# Requirements
Copy every line of the data exactly, leaving nothing out.

# Raw records
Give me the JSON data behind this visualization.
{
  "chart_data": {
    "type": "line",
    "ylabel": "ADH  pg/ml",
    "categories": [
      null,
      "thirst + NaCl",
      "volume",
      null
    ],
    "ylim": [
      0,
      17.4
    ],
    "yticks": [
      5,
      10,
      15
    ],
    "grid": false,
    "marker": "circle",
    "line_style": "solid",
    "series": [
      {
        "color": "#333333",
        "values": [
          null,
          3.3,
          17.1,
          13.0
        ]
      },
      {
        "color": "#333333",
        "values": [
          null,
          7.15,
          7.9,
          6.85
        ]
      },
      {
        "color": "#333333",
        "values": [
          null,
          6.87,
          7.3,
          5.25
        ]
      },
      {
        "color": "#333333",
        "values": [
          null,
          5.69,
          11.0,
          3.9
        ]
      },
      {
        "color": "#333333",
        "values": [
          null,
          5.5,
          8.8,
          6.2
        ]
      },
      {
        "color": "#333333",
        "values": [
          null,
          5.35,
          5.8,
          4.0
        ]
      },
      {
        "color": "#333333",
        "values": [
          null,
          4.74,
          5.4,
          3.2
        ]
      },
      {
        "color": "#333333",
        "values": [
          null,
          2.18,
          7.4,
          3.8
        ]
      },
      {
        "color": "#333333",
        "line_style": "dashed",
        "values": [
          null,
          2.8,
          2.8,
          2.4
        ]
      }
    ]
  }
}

# Written solution
Give me the JSON data behind this visualization.
{
  "chart_data": {
    "type": "line",
    "ylabel": "ADH  pg/ml",
    "categories": [
      null,
      "thirst + NaCl",
      "volume",
      null
    ],
    "ylim": [
      0,
      17.4
    ],
    "yticks": [
      5,
      10,
      15
    ],
    "grid": false,
    "marker": "circle",
    "line_style": "solid",
    "series": [
      {
        "color": "#333333",
        "values": [
          null,
          3.3,
          17.1,
          13.0
        ]
      },
      {
        "color": "#333333",
        "values": [
          null,
          7.15,
          7.9,
          6.85
        ]
      },
      {
        "color": "#333333",
        "values": [
          null,
          6.87,
          7.3,
          5.25
        ]
      },
      {
        "color": "#333333",
        "values": [
          null,
          5.69,
          11.0,
          3.9
        ]
      },
      {
        "color": "#333333",
        "values": [
          null,
          5.5,
          8.8,
          6.2
        ]
      },
      {
        "color": "#333333",
        "values": [
          null,
          5.35,
          5.8,
          4.0
        ]
      },
      {
        "color": "#333333",
        "values": [
          null,
          4.74,
          5.4,
          3.2
        ]
      },
      {
        "color": "#333333",
        "values": [
          null,
          2.18,
          7.4,
          3.8
        ]
      },
      {
        "color": "#333333",
        "line_style": "dashed",
        "values": [
          null,
          2.8,
          2.8,
          2.4
        ]
      }
    ]
  }
}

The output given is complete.